(Stored data)

----------------------------------------

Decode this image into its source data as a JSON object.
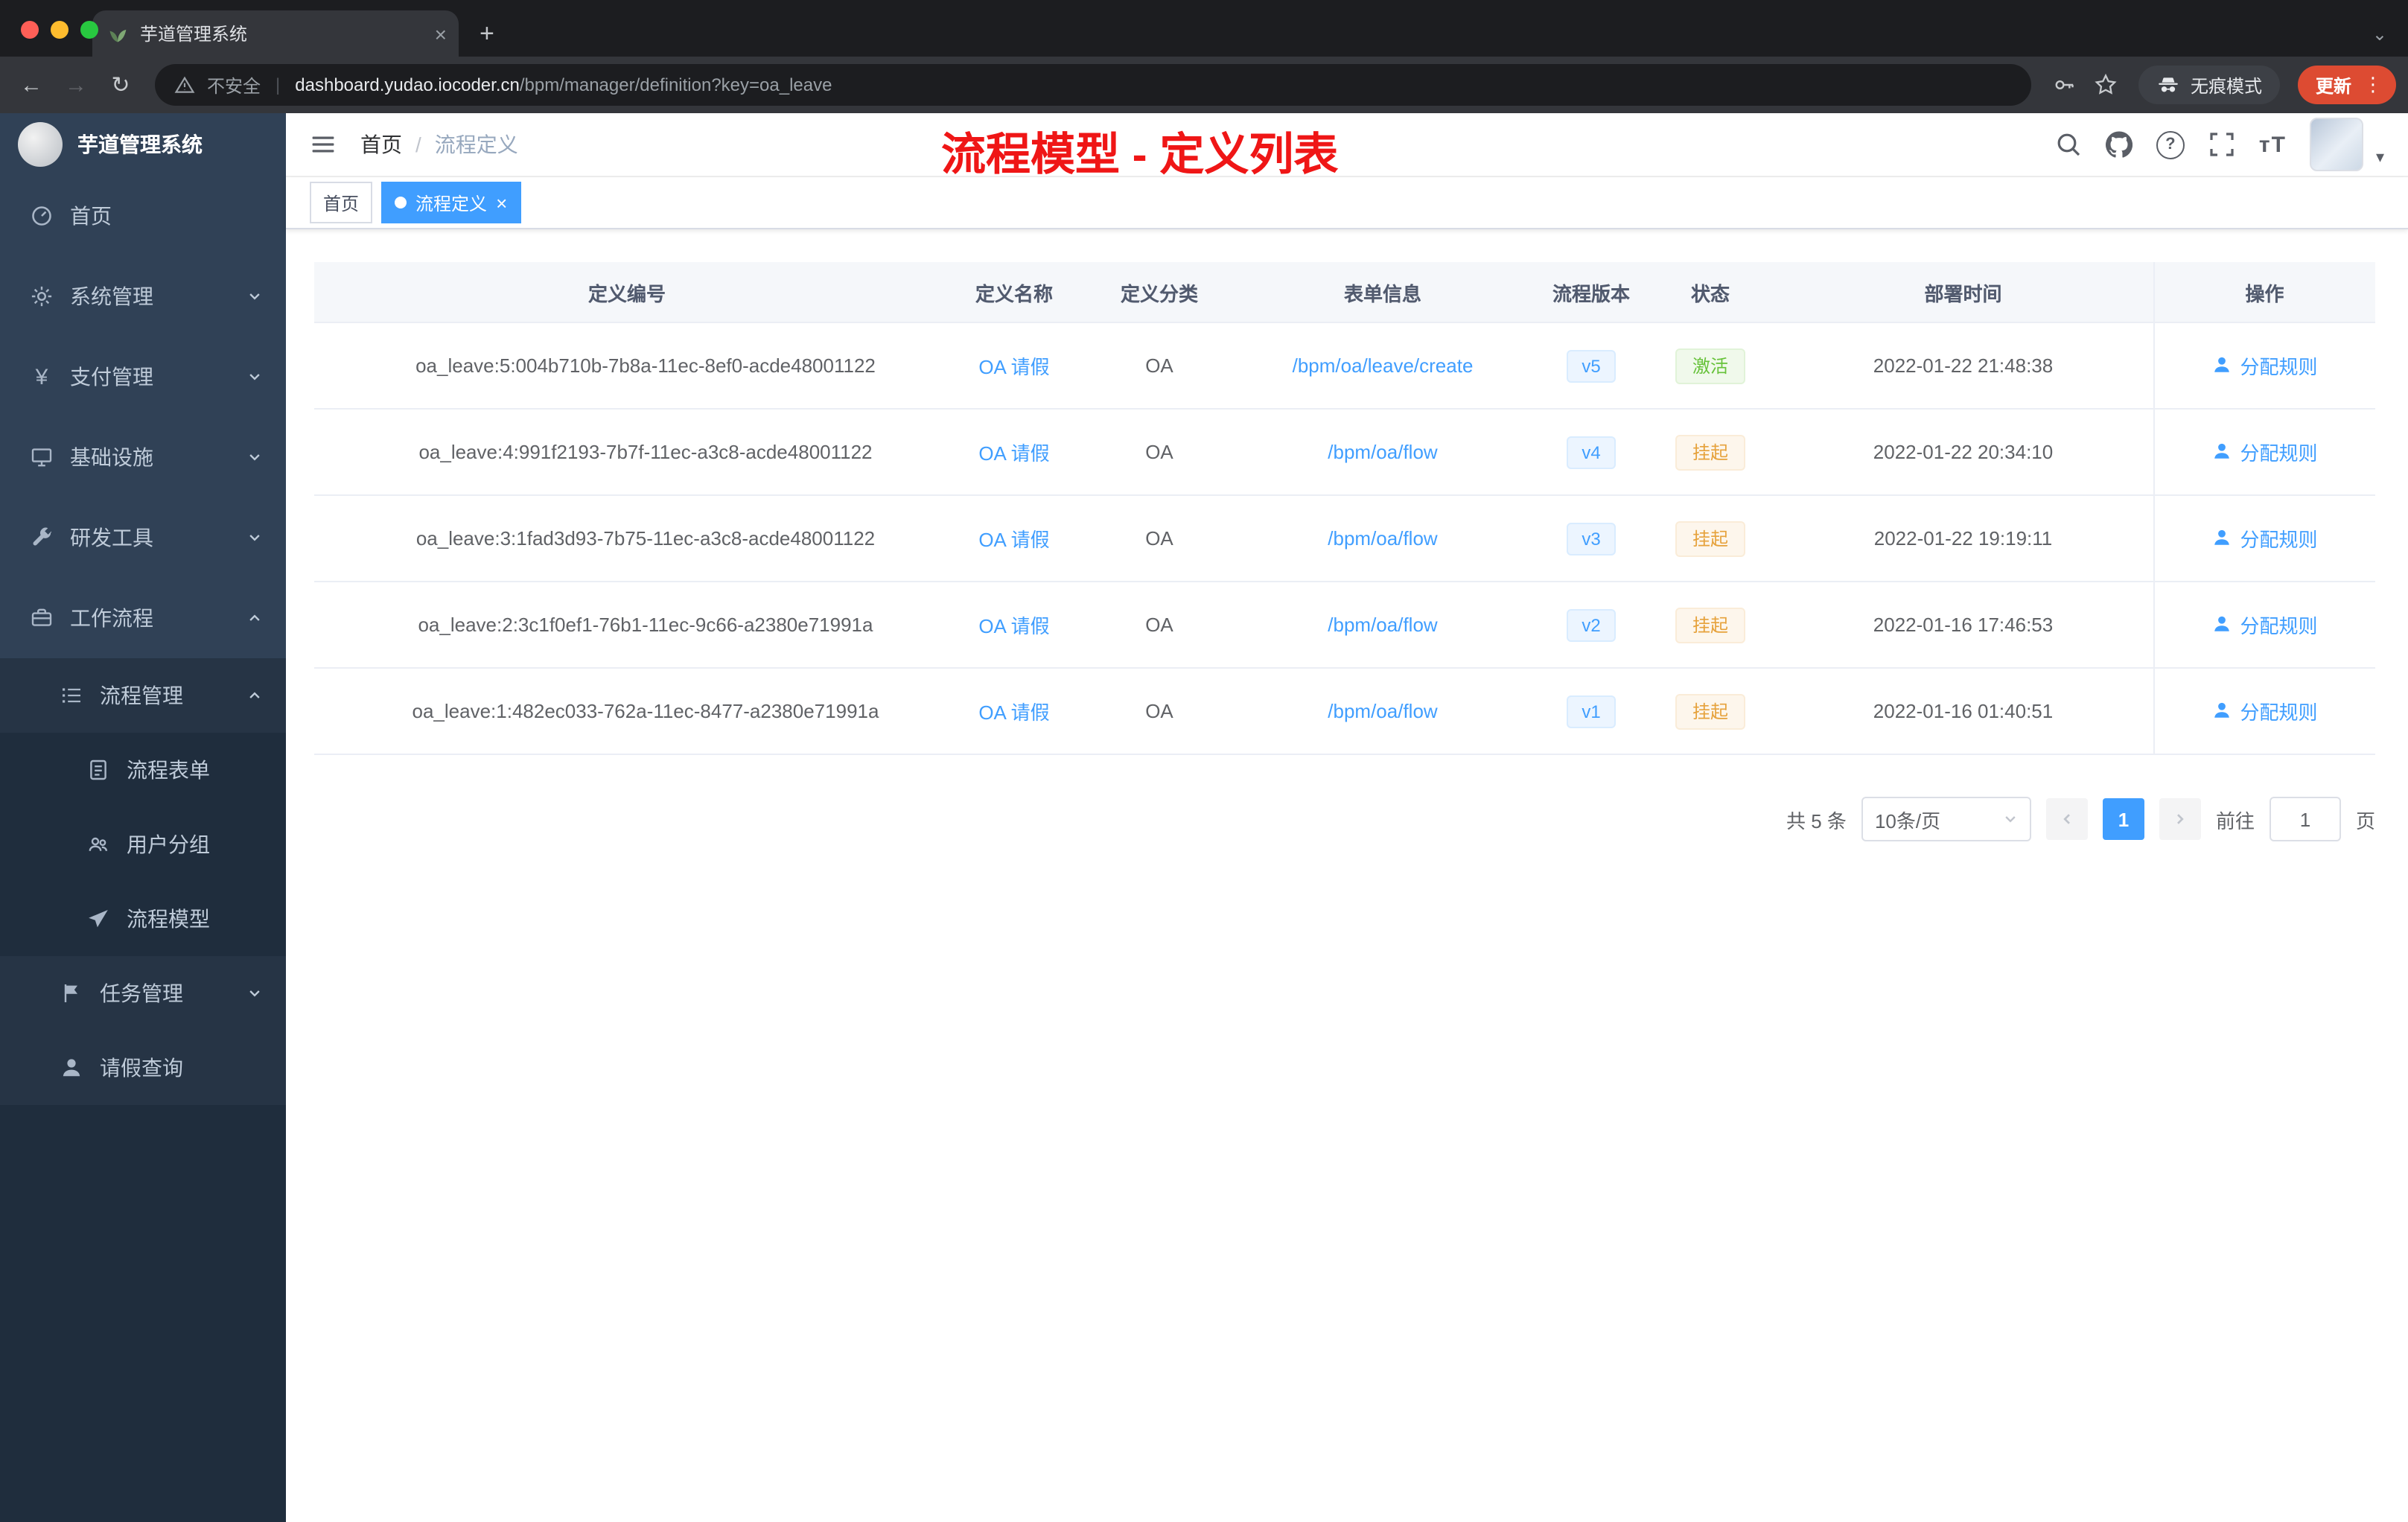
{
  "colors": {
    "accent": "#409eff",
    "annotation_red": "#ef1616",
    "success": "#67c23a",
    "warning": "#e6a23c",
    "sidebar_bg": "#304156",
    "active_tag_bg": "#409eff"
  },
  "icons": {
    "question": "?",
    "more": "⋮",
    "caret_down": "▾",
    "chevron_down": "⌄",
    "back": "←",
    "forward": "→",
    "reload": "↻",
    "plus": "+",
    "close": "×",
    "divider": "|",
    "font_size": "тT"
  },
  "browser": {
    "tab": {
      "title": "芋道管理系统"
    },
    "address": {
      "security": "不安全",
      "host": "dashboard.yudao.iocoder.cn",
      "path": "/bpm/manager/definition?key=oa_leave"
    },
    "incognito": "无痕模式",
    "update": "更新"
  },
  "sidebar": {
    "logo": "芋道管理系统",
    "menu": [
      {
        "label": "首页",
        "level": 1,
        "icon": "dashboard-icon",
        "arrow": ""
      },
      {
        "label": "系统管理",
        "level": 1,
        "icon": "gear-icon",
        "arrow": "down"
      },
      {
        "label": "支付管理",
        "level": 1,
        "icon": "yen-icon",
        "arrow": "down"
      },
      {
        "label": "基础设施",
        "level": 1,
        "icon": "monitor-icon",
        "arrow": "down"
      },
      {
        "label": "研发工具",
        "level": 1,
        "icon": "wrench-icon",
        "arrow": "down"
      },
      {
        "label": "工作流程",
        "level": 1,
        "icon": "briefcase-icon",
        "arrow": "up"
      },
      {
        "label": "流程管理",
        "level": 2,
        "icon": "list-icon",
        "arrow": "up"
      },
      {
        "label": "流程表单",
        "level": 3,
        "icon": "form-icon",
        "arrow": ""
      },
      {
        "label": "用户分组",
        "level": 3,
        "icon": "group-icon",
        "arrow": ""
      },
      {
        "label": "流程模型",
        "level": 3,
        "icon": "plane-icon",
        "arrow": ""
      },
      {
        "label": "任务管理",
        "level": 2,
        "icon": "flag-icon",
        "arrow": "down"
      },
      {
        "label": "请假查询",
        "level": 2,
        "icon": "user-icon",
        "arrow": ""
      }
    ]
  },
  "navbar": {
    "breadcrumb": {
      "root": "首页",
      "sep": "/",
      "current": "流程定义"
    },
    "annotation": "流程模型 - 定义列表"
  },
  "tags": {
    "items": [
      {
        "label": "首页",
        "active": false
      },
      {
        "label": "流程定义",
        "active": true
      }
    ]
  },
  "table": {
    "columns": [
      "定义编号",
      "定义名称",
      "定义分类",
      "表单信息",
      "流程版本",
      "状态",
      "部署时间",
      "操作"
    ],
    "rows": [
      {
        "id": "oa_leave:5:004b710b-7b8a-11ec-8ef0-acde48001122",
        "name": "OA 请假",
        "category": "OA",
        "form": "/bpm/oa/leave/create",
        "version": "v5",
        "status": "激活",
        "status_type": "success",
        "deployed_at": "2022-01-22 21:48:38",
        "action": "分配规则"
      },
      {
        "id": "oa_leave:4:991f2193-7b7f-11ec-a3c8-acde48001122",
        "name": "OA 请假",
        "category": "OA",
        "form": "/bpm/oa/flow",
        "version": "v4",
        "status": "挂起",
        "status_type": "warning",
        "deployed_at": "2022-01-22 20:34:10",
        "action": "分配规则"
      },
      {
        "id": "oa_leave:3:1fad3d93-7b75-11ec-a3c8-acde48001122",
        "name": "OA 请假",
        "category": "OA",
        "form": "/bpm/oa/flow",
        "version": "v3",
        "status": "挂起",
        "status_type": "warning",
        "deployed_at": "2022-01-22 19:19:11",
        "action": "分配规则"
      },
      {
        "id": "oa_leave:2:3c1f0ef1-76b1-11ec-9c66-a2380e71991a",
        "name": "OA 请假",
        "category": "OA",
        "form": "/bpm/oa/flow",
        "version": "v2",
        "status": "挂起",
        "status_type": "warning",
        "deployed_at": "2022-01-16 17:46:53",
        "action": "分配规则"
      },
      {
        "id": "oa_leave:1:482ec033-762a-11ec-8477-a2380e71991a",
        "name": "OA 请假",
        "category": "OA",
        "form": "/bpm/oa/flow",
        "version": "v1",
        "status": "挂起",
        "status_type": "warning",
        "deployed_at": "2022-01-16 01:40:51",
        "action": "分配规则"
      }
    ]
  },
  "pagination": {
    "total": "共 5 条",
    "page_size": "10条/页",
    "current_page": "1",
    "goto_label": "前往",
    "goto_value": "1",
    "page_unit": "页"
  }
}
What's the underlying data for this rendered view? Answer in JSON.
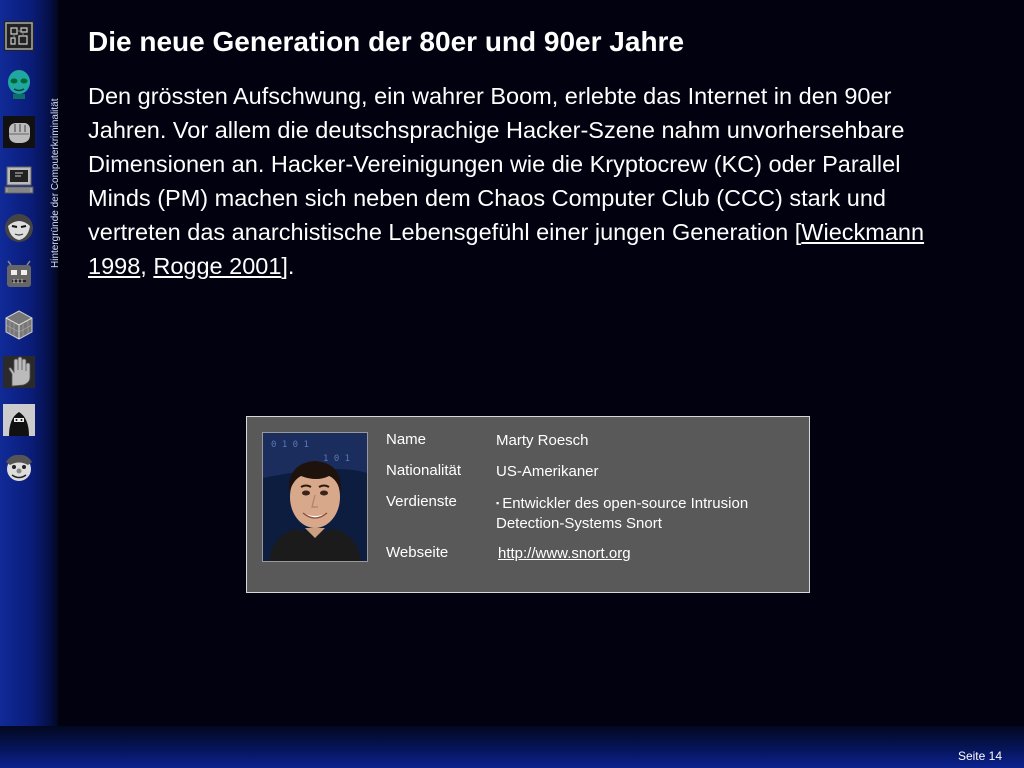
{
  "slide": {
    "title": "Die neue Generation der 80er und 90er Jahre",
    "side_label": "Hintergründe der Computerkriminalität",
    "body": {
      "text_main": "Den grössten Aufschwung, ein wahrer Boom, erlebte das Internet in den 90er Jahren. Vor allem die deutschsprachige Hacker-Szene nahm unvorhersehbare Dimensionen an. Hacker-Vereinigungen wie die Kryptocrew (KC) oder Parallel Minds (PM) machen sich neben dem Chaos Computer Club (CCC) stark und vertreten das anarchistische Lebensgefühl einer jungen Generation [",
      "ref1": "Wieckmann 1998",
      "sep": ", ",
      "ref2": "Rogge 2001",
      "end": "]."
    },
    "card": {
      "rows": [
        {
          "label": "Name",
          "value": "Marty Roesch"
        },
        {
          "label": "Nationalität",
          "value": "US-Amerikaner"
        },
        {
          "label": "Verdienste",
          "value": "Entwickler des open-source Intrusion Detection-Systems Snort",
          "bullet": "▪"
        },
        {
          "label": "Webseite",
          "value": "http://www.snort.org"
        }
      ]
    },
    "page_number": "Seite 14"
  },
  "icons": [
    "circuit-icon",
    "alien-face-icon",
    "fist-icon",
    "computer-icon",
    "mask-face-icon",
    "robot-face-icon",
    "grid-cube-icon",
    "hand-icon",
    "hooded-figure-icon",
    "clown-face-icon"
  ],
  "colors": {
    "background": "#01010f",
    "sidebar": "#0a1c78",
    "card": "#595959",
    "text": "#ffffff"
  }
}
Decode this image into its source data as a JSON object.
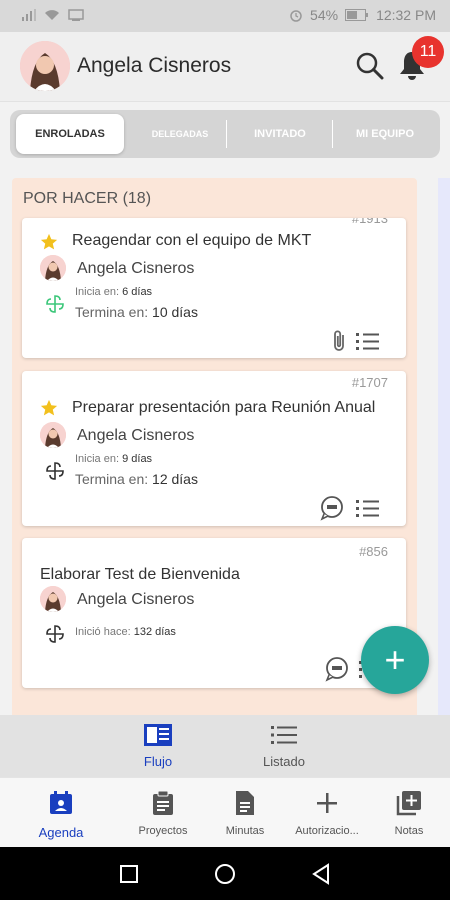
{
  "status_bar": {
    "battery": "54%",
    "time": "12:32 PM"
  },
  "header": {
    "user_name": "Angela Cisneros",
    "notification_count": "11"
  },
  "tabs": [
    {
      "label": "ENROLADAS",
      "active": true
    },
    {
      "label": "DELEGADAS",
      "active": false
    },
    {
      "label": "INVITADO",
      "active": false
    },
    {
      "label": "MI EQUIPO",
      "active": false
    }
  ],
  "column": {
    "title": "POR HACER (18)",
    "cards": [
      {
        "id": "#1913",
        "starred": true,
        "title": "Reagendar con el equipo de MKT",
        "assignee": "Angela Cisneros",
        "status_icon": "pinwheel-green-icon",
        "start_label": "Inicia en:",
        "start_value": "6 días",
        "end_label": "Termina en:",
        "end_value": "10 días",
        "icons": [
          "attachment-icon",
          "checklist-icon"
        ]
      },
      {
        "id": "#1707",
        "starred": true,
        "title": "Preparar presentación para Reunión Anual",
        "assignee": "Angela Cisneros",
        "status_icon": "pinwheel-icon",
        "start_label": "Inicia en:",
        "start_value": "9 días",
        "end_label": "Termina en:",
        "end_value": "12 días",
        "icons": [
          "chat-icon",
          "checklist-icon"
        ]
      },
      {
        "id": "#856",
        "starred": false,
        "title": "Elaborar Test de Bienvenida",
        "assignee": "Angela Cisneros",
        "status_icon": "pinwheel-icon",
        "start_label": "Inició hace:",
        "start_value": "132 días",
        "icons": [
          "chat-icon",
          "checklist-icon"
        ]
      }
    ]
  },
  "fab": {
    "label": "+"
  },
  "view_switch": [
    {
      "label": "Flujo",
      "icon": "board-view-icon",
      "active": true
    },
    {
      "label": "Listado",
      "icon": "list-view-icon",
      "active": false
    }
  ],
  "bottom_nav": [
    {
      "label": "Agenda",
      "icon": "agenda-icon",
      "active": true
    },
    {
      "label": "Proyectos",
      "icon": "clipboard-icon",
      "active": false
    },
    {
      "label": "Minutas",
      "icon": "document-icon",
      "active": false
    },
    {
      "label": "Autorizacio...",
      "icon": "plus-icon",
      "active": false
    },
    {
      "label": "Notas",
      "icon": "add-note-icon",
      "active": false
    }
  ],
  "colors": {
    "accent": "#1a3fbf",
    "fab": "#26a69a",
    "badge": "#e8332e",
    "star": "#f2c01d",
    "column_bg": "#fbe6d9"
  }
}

----------------------------------------

**Job:** Tally how many lines of the material contain the word "Generation". The answer must be the number and nothing else.

**Solution to this problem:** 2